## Direction
Within this material, how many lines have the string "ACPA" in them? The answer is a number, with nothing added.

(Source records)
☆ ☆ ☆ ☆ ☆ ☆ ☆

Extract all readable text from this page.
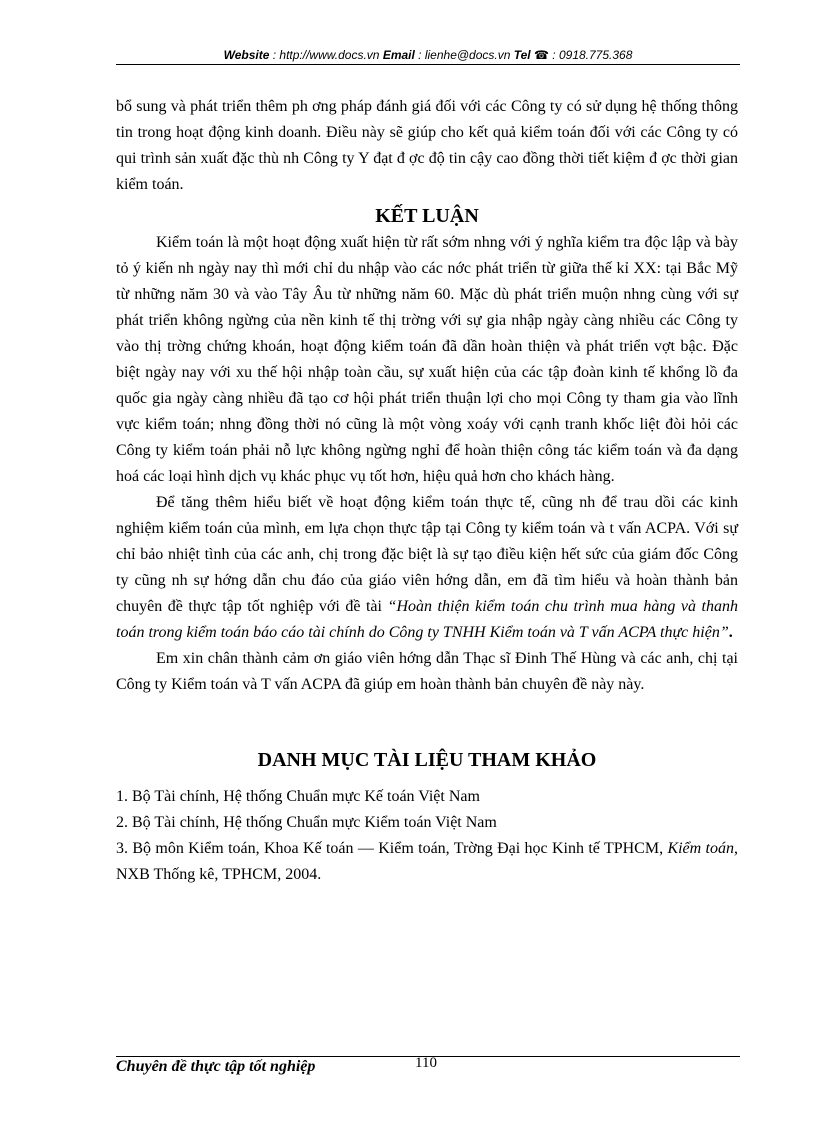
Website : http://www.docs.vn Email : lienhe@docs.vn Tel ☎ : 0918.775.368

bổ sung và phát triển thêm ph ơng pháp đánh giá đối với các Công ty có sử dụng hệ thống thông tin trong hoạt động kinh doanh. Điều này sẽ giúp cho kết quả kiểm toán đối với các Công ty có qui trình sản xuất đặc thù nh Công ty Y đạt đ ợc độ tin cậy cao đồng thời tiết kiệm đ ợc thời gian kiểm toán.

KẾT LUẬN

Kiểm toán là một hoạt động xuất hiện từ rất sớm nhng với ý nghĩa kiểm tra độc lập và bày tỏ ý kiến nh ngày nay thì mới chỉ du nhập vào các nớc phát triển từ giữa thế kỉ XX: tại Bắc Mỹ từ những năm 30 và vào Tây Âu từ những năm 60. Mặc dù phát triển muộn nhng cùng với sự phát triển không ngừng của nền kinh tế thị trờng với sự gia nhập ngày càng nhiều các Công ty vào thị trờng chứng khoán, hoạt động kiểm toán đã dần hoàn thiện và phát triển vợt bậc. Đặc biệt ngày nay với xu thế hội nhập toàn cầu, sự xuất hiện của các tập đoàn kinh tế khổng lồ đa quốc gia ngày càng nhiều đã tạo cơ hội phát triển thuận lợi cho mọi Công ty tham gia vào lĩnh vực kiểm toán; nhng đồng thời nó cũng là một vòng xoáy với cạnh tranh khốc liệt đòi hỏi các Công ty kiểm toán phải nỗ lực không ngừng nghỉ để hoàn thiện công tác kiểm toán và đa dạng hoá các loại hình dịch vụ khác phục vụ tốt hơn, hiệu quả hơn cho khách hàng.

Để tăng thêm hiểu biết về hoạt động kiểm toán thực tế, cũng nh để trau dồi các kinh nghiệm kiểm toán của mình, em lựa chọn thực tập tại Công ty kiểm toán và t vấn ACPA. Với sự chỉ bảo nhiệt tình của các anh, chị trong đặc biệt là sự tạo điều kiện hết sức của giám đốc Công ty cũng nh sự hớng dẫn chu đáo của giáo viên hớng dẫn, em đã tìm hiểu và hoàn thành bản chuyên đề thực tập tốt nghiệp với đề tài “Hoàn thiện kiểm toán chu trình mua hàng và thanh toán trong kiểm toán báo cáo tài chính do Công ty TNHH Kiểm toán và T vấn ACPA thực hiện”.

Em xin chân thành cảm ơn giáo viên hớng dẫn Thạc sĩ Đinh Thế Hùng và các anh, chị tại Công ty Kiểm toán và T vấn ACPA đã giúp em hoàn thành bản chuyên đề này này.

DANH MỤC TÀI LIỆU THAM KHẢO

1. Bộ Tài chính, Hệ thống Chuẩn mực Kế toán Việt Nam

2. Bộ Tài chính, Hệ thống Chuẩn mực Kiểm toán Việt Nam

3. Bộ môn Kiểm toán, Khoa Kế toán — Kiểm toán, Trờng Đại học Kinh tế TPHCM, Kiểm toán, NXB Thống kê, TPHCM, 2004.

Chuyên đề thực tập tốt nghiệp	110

☆ ☆ ☆ ☆ ☆ ☆ ☆

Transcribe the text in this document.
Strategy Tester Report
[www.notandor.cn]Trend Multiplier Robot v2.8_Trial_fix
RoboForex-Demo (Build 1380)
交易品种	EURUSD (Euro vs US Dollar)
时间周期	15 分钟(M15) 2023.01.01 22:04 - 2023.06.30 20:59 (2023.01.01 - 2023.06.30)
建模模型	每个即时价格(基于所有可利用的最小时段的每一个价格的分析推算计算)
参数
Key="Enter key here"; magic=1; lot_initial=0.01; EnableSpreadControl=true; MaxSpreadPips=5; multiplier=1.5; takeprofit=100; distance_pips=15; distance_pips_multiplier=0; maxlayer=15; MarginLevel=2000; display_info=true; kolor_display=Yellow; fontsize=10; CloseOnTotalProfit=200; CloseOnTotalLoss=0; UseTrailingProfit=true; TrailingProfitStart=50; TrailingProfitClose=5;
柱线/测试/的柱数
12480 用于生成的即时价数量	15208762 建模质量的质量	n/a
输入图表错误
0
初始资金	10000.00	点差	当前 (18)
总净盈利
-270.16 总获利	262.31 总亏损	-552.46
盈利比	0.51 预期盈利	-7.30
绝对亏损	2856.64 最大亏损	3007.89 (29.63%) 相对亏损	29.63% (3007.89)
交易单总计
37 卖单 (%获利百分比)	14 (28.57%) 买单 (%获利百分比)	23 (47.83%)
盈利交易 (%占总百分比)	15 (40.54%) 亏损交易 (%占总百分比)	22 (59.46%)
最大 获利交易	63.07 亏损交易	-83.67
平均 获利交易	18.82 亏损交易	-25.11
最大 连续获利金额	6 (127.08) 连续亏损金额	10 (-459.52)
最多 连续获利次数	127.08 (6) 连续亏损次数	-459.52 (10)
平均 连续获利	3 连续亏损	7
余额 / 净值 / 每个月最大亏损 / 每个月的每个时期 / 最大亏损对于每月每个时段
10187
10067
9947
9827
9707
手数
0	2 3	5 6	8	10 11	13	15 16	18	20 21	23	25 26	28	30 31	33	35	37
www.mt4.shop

☆ ☆ ☆ ☆ ☆ ☆ ☆

## Output
2